= Short task =
Copy each line that has the string "text" somewhere in it.

= Provided records =
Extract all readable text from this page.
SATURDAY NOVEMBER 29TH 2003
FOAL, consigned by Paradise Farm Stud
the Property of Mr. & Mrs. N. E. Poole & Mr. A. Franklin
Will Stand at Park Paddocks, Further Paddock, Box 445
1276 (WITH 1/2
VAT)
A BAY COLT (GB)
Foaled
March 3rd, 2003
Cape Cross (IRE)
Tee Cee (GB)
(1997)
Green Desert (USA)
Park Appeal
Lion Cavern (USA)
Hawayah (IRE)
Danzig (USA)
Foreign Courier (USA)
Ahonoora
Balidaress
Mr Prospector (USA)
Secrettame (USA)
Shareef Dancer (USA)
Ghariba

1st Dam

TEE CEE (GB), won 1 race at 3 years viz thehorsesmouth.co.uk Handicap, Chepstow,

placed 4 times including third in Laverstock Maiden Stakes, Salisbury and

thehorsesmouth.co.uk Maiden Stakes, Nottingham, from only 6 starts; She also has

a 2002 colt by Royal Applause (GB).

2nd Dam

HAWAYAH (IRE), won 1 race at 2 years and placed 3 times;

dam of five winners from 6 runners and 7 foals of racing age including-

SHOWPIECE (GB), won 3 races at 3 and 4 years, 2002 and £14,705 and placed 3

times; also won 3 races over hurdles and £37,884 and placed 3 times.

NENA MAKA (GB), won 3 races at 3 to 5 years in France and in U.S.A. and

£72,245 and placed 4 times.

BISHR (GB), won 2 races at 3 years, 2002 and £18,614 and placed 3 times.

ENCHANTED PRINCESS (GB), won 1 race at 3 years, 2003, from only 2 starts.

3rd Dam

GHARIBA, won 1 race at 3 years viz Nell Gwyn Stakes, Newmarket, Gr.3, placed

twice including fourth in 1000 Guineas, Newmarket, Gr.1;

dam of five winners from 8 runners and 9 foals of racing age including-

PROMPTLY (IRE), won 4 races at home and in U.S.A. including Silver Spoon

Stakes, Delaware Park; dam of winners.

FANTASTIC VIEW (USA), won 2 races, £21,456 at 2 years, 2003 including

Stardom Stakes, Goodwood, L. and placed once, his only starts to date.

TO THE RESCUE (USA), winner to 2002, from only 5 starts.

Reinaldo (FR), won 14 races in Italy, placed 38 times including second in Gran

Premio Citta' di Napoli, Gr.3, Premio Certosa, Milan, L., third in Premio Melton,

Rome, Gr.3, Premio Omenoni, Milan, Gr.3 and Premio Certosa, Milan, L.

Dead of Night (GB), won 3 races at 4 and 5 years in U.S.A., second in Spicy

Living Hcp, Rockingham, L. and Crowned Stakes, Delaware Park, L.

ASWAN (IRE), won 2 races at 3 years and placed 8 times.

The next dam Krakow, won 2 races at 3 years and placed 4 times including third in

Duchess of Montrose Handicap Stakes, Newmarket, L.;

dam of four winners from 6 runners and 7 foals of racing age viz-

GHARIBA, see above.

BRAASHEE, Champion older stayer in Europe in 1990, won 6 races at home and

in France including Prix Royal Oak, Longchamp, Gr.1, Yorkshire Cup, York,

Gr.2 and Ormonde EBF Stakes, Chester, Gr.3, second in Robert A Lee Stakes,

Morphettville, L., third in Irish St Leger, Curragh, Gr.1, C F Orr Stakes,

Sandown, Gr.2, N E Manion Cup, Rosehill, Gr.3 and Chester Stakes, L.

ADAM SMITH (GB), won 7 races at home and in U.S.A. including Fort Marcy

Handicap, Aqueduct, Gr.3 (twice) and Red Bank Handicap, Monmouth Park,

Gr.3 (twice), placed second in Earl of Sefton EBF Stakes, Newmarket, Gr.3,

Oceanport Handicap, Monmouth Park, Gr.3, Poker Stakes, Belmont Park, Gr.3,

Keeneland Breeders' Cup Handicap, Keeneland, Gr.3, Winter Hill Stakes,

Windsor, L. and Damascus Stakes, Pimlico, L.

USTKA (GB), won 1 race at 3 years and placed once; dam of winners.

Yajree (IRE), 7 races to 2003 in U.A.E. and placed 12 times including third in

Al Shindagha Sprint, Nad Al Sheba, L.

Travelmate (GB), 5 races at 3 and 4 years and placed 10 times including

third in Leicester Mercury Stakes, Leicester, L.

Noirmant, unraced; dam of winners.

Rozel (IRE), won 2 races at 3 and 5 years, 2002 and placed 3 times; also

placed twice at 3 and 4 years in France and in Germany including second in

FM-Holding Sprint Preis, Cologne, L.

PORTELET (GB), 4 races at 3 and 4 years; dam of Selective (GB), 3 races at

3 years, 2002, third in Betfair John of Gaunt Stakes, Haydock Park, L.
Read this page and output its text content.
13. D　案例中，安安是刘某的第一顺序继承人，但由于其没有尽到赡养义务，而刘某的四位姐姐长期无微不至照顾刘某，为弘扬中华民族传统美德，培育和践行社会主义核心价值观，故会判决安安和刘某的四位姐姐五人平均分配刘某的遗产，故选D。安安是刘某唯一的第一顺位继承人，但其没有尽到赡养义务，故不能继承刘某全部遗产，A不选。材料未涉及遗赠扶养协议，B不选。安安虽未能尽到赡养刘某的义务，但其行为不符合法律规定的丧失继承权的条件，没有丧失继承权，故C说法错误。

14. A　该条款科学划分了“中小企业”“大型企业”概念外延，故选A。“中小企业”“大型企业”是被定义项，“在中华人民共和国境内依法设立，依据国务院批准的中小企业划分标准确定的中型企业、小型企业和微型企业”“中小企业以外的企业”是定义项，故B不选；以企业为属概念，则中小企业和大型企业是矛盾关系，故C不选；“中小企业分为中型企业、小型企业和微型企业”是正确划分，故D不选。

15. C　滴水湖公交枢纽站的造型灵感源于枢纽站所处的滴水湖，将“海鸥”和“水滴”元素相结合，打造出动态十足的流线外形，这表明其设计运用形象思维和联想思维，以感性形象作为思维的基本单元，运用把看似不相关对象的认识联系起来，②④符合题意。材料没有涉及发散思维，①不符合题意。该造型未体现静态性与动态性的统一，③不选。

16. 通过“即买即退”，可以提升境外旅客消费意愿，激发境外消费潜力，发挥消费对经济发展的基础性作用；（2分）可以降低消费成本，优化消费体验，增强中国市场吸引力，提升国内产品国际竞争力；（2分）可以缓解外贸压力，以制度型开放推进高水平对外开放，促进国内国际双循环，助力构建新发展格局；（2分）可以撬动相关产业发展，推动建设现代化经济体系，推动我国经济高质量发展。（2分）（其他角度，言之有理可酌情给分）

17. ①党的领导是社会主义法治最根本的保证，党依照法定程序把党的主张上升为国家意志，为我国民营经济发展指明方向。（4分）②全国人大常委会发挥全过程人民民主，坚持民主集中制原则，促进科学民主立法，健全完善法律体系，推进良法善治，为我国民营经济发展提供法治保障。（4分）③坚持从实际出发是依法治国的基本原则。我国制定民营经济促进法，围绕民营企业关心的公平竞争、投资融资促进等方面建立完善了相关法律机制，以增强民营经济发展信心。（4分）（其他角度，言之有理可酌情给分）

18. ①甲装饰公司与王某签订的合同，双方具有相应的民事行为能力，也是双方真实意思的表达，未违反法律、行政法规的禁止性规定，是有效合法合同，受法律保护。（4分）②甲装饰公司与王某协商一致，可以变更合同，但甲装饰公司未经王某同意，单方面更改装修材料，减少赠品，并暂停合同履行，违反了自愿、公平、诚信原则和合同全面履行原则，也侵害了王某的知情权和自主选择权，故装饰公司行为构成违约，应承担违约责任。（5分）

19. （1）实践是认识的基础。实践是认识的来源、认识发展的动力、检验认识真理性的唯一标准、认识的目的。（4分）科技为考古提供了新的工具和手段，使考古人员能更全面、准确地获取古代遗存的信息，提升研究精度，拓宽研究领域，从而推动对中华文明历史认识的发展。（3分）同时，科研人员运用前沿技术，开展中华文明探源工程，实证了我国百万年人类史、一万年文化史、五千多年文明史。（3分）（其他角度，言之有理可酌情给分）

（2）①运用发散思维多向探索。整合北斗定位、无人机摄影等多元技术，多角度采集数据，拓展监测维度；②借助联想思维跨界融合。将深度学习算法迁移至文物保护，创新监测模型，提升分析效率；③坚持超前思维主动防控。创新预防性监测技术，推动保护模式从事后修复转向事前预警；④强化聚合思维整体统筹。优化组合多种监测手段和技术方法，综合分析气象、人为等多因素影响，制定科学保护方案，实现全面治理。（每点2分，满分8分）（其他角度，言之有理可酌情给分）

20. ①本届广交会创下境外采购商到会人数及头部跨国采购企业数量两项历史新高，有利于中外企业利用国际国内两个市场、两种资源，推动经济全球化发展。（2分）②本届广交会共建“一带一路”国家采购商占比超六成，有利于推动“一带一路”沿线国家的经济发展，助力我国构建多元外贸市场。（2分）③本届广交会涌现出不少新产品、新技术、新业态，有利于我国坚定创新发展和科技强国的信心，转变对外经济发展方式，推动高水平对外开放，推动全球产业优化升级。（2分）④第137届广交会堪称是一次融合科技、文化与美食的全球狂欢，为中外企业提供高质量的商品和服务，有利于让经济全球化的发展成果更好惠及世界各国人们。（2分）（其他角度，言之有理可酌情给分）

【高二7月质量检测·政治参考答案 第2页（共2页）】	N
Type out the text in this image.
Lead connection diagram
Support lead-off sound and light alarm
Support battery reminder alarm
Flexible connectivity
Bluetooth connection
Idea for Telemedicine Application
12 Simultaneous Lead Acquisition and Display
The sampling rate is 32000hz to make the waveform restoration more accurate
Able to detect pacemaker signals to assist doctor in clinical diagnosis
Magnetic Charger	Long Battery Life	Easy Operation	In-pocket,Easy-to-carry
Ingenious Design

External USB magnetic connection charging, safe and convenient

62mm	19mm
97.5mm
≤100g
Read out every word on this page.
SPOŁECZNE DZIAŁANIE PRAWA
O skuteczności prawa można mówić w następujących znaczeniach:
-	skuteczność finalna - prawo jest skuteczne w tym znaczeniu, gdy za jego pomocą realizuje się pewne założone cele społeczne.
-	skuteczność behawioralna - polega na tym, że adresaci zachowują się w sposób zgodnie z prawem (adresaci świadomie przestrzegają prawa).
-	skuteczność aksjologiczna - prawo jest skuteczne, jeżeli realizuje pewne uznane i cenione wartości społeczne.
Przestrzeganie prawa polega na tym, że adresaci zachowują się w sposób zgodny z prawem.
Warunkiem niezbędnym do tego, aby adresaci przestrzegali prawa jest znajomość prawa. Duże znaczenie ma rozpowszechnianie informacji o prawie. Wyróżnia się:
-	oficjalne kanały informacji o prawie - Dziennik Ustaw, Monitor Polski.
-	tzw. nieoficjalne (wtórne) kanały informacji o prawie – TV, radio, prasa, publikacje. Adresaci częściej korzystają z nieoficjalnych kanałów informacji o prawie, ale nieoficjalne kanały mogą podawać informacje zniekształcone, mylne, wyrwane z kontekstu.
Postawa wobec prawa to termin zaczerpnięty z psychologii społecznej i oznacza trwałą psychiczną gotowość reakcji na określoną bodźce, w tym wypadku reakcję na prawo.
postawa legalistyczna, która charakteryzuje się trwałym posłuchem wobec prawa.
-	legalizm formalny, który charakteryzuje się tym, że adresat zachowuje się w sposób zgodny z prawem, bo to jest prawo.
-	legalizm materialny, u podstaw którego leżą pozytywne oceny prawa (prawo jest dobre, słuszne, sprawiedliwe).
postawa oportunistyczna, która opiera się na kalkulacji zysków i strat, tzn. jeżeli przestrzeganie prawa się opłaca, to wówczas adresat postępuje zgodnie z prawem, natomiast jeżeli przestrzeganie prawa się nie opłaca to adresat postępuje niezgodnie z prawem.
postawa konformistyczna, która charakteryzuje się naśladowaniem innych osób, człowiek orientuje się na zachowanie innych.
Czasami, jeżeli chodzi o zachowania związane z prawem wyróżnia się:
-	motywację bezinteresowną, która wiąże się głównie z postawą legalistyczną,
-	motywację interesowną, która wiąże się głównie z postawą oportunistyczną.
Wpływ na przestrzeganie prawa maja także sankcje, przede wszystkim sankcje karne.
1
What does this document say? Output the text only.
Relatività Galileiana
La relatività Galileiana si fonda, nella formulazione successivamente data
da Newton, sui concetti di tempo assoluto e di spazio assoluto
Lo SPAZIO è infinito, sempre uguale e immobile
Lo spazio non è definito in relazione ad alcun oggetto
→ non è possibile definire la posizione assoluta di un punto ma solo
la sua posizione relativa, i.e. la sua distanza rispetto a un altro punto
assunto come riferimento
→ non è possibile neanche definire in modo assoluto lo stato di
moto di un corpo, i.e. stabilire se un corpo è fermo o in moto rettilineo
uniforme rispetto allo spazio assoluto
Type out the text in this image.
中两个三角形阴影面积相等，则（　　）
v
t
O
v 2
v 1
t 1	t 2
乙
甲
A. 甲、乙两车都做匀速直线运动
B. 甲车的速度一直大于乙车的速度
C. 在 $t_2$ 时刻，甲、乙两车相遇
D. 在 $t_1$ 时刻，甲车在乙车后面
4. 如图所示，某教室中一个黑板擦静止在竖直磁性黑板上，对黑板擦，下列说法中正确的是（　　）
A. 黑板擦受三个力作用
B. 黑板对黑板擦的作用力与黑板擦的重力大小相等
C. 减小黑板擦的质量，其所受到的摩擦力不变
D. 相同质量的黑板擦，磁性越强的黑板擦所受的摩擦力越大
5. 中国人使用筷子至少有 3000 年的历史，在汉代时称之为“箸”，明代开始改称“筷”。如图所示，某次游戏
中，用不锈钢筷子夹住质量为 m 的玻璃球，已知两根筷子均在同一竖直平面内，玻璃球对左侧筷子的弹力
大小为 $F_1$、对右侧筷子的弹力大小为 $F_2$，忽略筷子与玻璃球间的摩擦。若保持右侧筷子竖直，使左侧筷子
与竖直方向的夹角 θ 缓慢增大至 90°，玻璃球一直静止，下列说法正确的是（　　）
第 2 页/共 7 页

= Solution =
Extract all readable text from this page.
Read this page and output its text content.
Type out the text in this image.
What does this document say? Output the text only.
Type out the text in this image.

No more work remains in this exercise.